Commits can be viewed on Source Forge commits list. Most of my source codes and changes are within include/mesh and src/mesh directories.

Problems & Future work

1. Normal calculation: The current normal calculation is indeed very useful and robust. But it would be better if it can have a better identity near edges area. This problem is identical for sparse data. For real data with relatively high points density, normal calculation near edges looks relatively okay.

2. Scan joining: Current scan joining load all scans and perform a transformation on each of them and reach a final registration scan in the end. Maybe joining specific scans with real relationships would be more useful. For example, among 100 scans, scan004 to 009 generates all faces of a building, then we should cluster these scans together and calculate normals for them, this would avoid edge problem in the normal calculation. To reach this, some tag might be needed for each scan, that cluster a large scene into several water-tight objects.

3. Mesh rendering: Currently, all rendering results in this page are screenshots from MeshLab. It would be great if a basic mesh renderer could be added into show or qtshow. This way users can quickly view the surface they are just reconstructed. Or to be more advanced, surface may be rendered together with point set.

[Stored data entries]

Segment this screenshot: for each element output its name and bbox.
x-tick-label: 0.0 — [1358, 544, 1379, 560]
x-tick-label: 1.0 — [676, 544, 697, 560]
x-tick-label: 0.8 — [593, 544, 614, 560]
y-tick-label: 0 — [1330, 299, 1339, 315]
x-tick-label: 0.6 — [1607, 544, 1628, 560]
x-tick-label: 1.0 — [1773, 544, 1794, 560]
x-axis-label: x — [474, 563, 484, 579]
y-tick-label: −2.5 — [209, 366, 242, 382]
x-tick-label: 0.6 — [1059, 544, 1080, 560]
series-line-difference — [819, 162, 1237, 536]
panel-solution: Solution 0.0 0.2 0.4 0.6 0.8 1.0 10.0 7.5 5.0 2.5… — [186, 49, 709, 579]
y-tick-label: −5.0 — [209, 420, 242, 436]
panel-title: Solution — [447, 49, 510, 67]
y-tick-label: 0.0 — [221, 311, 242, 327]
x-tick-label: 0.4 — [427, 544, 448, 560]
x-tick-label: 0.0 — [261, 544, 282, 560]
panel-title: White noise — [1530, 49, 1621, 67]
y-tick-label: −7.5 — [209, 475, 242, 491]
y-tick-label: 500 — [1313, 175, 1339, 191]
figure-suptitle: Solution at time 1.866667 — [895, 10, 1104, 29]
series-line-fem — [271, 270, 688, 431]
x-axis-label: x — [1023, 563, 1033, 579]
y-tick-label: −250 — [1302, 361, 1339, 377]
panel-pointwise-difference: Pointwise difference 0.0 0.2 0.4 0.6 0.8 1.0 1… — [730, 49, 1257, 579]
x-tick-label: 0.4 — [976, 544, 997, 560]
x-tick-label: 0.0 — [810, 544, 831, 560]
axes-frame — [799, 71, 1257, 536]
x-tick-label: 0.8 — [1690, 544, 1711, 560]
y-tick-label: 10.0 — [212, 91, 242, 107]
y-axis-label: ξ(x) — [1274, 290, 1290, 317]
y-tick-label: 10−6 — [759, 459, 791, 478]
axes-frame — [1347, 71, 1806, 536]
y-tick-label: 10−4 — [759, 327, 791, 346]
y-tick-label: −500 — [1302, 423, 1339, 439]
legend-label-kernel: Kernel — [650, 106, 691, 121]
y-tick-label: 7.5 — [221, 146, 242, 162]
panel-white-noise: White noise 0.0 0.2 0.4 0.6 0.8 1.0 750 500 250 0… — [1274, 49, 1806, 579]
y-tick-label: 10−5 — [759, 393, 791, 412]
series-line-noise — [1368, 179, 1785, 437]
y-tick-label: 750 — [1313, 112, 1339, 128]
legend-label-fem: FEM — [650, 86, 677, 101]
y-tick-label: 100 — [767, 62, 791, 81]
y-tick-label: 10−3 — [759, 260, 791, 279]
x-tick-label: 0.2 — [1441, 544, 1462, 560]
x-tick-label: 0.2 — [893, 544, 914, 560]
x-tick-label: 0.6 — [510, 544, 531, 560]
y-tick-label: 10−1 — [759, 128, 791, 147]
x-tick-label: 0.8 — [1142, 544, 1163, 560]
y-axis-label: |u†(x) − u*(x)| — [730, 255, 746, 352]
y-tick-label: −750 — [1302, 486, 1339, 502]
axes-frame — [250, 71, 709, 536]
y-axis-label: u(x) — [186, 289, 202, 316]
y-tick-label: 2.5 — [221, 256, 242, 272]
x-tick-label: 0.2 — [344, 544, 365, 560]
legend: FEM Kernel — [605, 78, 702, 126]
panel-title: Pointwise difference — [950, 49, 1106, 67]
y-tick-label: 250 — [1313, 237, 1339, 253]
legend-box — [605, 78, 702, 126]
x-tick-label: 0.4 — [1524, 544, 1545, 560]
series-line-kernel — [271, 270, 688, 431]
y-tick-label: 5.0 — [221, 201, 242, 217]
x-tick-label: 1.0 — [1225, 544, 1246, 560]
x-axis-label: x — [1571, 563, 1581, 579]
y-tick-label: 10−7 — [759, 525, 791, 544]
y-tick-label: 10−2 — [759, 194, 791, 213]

### To do
a: According to the notes on mesh reconstruction work, which program produced the rendering screenshots shown on the page?
b: Summarize the notes on mesh reconstruction work in two sentences.
c: Continue the notes on mesh reconstruction work, starting after their last sentence.

### Outputs by task
a: MeshLab

b: Commits for the work can be viewed on the Source Forge commits list, and most of the source code and changes are in the include/mesh and src/mesh directories. The listed problems and future work are improving normal calculation near edges, joining only scans that are actually related so they form water-tight objects, and adding a basic mesh renderer to show or qtshow instead of relying on MeshLab screenshots.

c:
4. Mesh processing: Originally I was going to add some mesh processing functions, but after all, only a surface trimmer is truly added and used. Maybe some mesh processing tools could be added in the future, with CGAL that is already introduced into 3DTK. But the priority of mesh processing might not be very high because I think 3DTK is originally designed for point data, surface mesh should be the output, and further processing would be on the next stage of work.

5. Other poisson options I did not include all parameters of Poisson reconstruction into my work, because many of them are for research design purpose that might not be very useful for common data, and have not been truly tested. It would be great to test all of the options and provide interfaces for those useful ones.

6. Ohter reconstruction methods Poisson reconstruction is a typical implicit reconstruction method, some other explicit ones might be introduced in the future. Since different data might fit different methods. Within the mesh/poisson directory there is a SSDRecon, since it shares similar data structures and workflow with PoissonRecon, it might be good to also introduce it into recon program.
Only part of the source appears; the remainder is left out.